* **WHAT IS BEING ASKED**
Can you rewrite the records below, from their start through the line that contains "y-tick-label: 600 xyxy=(456,197,468,206)", with "series-group" swapped for "line-group" and nothing else changed?

* **DATA SUPPLIED**

"""

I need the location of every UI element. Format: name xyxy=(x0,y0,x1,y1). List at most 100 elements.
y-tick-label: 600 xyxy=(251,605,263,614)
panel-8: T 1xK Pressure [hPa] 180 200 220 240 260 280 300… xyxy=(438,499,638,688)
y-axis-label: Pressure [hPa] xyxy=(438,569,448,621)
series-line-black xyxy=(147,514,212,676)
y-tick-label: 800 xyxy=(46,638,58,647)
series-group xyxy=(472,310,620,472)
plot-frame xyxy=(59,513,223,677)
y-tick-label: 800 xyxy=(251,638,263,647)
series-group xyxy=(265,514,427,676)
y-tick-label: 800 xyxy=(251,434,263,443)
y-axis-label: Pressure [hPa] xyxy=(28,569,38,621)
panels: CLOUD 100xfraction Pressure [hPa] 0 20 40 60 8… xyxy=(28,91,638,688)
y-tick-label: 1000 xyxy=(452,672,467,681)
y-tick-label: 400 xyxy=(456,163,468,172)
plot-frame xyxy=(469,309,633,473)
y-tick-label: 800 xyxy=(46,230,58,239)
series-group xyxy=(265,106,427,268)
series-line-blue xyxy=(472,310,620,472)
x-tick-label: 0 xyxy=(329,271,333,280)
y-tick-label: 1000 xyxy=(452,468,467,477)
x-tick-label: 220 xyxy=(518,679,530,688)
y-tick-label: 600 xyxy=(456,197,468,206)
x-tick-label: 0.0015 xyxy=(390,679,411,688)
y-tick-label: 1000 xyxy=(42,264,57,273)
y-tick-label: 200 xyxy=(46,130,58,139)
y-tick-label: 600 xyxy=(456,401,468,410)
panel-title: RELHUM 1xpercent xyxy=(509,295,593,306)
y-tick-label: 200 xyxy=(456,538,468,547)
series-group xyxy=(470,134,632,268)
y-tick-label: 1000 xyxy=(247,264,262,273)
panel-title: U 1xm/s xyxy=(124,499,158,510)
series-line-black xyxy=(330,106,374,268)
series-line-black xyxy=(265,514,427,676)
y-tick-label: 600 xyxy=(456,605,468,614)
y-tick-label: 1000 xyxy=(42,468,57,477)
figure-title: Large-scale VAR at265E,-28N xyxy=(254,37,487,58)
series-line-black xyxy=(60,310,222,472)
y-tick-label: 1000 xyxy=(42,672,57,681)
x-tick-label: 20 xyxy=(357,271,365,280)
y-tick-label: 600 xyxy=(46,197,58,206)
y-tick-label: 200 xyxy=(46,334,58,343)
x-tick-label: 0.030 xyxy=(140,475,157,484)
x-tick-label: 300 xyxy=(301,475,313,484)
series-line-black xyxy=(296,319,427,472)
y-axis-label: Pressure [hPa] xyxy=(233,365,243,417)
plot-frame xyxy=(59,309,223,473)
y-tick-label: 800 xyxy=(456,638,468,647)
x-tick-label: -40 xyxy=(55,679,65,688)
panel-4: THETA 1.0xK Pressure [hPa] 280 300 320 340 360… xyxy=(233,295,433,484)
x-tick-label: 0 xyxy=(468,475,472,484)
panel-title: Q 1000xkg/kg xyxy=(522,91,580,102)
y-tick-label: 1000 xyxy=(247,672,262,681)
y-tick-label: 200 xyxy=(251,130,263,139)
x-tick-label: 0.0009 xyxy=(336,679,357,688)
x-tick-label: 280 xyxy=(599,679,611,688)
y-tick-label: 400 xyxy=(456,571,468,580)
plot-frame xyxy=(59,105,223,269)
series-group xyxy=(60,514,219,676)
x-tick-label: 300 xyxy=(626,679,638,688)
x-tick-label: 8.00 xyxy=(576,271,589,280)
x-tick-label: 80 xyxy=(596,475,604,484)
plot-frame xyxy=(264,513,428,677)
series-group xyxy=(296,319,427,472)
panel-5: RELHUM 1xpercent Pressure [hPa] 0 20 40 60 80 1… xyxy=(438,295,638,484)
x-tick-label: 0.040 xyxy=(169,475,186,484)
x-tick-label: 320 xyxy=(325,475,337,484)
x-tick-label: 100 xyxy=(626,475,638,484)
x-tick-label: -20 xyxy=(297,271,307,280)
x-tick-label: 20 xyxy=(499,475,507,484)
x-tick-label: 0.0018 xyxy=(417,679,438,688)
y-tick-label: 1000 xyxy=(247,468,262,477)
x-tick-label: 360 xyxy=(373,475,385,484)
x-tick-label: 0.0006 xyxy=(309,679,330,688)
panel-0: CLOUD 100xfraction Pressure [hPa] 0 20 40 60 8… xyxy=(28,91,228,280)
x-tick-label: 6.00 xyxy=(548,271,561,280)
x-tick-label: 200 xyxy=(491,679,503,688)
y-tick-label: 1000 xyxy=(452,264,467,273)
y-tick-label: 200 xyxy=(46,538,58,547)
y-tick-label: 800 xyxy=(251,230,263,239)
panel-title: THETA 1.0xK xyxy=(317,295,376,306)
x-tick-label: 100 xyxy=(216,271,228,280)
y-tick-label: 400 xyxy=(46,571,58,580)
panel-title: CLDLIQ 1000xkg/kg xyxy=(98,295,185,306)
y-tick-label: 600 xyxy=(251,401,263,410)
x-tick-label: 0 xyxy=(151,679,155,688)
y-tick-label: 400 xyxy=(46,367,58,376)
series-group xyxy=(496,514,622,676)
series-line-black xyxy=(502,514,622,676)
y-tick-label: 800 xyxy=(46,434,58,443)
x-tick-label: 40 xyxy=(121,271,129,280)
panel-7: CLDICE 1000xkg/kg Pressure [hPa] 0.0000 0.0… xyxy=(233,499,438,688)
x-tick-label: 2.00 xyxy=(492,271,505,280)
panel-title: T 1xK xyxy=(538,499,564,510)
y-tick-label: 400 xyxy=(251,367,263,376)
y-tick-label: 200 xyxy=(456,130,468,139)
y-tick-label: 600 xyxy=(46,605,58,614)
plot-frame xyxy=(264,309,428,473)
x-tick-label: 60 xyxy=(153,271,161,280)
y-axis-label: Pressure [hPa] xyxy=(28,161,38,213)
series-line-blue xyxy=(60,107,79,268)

"""

* **EXPECTED ANSWER**
I need the location of every UI element. Format: name xyxy=(x0,y0,x1,y1). List at most 100 elements.
y-tick-label: 600 xyxy=(251,605,263,614)
panel-8: T 1xK Pressure [hPa] 180 200 220 240 260 280 300… xyxy=(438,499,638,688)
y-axis-label: Pressure [hPa] xyxy=(438,569,448,621)
series-line-black xyxy=(147,514,212,676)
y-tick-label: 800 xyxy=(46,638,58,647)
line-group xyxy=(472,310,620,472)
plot-frame xyxy=(59,513,223,677)
y-tick-label: 800 xyxy=(251,638,263,647)
line-group xyxy=(265,514,427,676)
y-tick-label: 800 xyxy=(251,434,263,443)
y-axis-label: Pressure [hPa] xyxy=(28,569,38,621)
panels: CLOUD 100xfraction Pressure [hPa] 0 20 40 60 8… xyxy=(28,91,638,688)
y-tick-label: 1000 xyxy=(452,672,467,681)
y-tick-label: 400 xyxy=(456,163,468,172)
plot-frame xyxy=(469,309,633,473)
y-tick-label: 800 xyxy=(46,230,58,239)
line-group xyxy=(265,106,427,268)
series-line-blue xyxy=(472,310,620,472)
x-tick-label: 0 xyxy=(329,271,333,280)
y-tick-label: 1000 xyxy=(452,468,467,477)
x-tick-label: 220 xyxy=(518,679,530,688)
y-tick-label: 600 xyxy=(456,197,468,206)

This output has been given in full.